• **Job**
Repeat every entry word for word, but leave the images out of your copy.

------ Available data ------

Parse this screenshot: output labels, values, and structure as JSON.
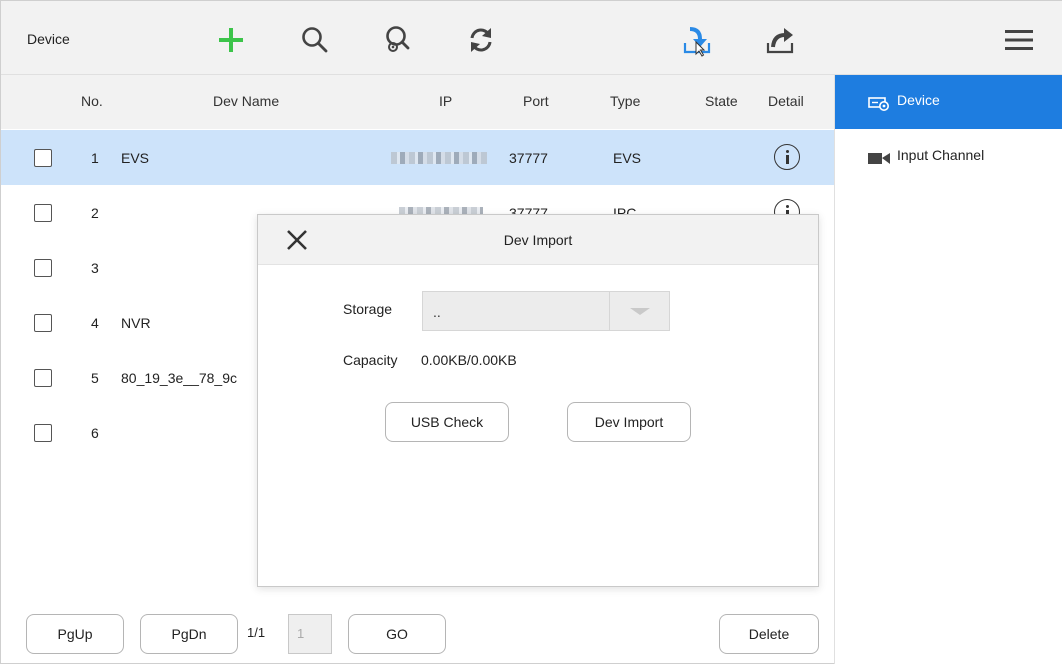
{
  "toolbar": {
    "title": "Device",
    "icons": [
      "add-icon",
      "search-icon",
      "smart-search-icon",
      "refresh-icon",
      "import-icon",
      "export-icon",
      "menu-icon"
    ]
  },
  "table": {
    "headers": {
      "no": "No.",
      "dev_name": "Dev Name",
      "ip": "IP",
      "port": "Port",
      "type": "Type",
      "state": "State",
      "detail": "Detail"
    },
    "rows": [
      {
        "no": "1",
        "name": "EVS",
        "port": "37777",
        "type": "EVS",
        "selected": true
      },
      {
        "no": "2",
        "name": "",
        "port": "37777",
        "type": "IPC",
        "selected": false
      },
      {
        "no": "3",
        "name": "",
        "port": "",
        "type": "",
        "selected": false
      },
      {
        "no": "4",
        "name": "NVR",
        "port": "",
        "type": "",
        "selected": false
      },
      {
        "no": "5",
        "name": "80_19_3e__78_9c",
        "port": "",
        "type": "",
        "selected": false
      },
      {
        "no": "6",
        "name": "",
        "port": "",
        "type": "",
        "selected": false
      }
    ]
  },
  "sidebar": {
    "items": [
      {
        "label": "Device",
        "icon": "device-icon",
        "active": true
      },
      {
        "label": "Input Channel",
        "icon": "camera-icon",
        "active": false
      }
    ]
  },
  "footer": {
    "pgup": "PgUp",
    "pgdn": "PgDn",
    "page_info": "1/1",
    "page_input": "1",
    "go": "GO",
    "delete": "Delete"
  },
  "modal": {
    "title": "Dev Import",
    "storage_label": "Storage",
    "storage_value": "..",
    "capacity_label": "Capacity",
    "capacity_value": "0.00KB/0.00KB",
    "usb_check": "USB Check",
    "dev_import": "Dev Import"
  },
  "colors": {
    "accent": "#1e7de0",
    "selected_row": "#cde3fa",
    "add_green": "#3cc44a",
    "import_blue": "#2a8ae6"
  }
}
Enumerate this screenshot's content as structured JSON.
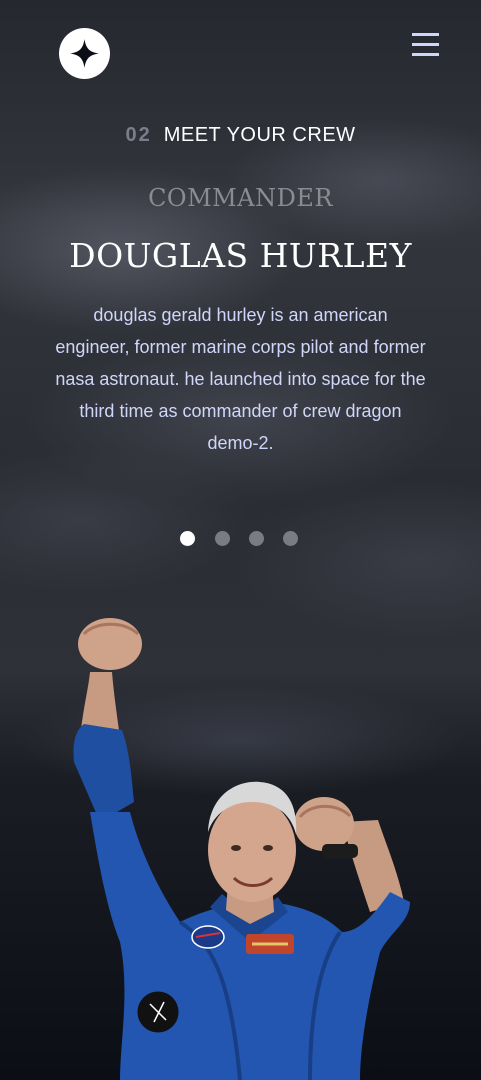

------

• **Task answer**
Parse this screenshot: output labels, values, and structure as JSON.
{
  "toolbar": {
    "title": "Device",
    "icons": [
      "add-icon",
      "search-icon",
      "smart-search-icon",
      "refresh-icon",
      "import-icon",
      "export-icon",
      "menu-icon"
    ]
  },
  "table": {
    "headers": {
      "no": "No.",
      "dev_name": "Dev Name",
      "ip": "IP",
      "port": "Port",
      "type": "Type",
      "state": "State",
      "detail": "Detail"
    },
    "rows": [
      {
        "no": "1",
        "name": "EVS",
        "port": "37777",
        "type": "EVS",
        "selected": true
      },
      {
        "no": "2",
        "name": "",
        "port": "37777",
        "type": "IPC",
        "selected": false
      },
      {
        "no": "3",
        "name": "",
        "port": "",
        "type": "",
        "selected": false
      },
      {
        "no": "4",
        "name": "NVR",
        "port": "",
        "type": "",
        "selected": false
      },
      {
        "no": "5",
        "name": "80_19_3e__78_9c",
        "port": "",
        "type": "",
        "selected": false
      },
      {
        "no": "6",
        "name": "",
        "port": "",
        "type": "",
        "selected": false
      }
    ]
  },
  "sidebar": {
    "items": [
      {
        "label": "Device",
        "icon": "device-icon",
        "active": true
      },
      {
        "label": "Input Channel",
        "icon": "camera-icon",
        "active": false
      }
    ]
  },
  "footer": {
    "pgup": "PgUp",
    "pgdn": "PgDn",
    "page_info": "1/1",
    "page_input": "1",
    "go": "GO",
    "delete": "Delete"
  },
  "modal": {
    "title": "Dev Import",
    "storage_label": "Storage",
    "storage_value": "..",
    "capacity_label": "Capacity",
    "capacity_value": "0.00KB/0.00KB",
    "usb_check": "USB Check",
    "dev_import": "Dev Import"
  },
  "colors": {
    "accent": "#1e7de0",
    "selected_row": "#cde3fa",
    "add_green": "#3cc44a",
    "import_blue": "#2a8ae6"
  }
}
Enumerate this screenshot's content as structured JSON.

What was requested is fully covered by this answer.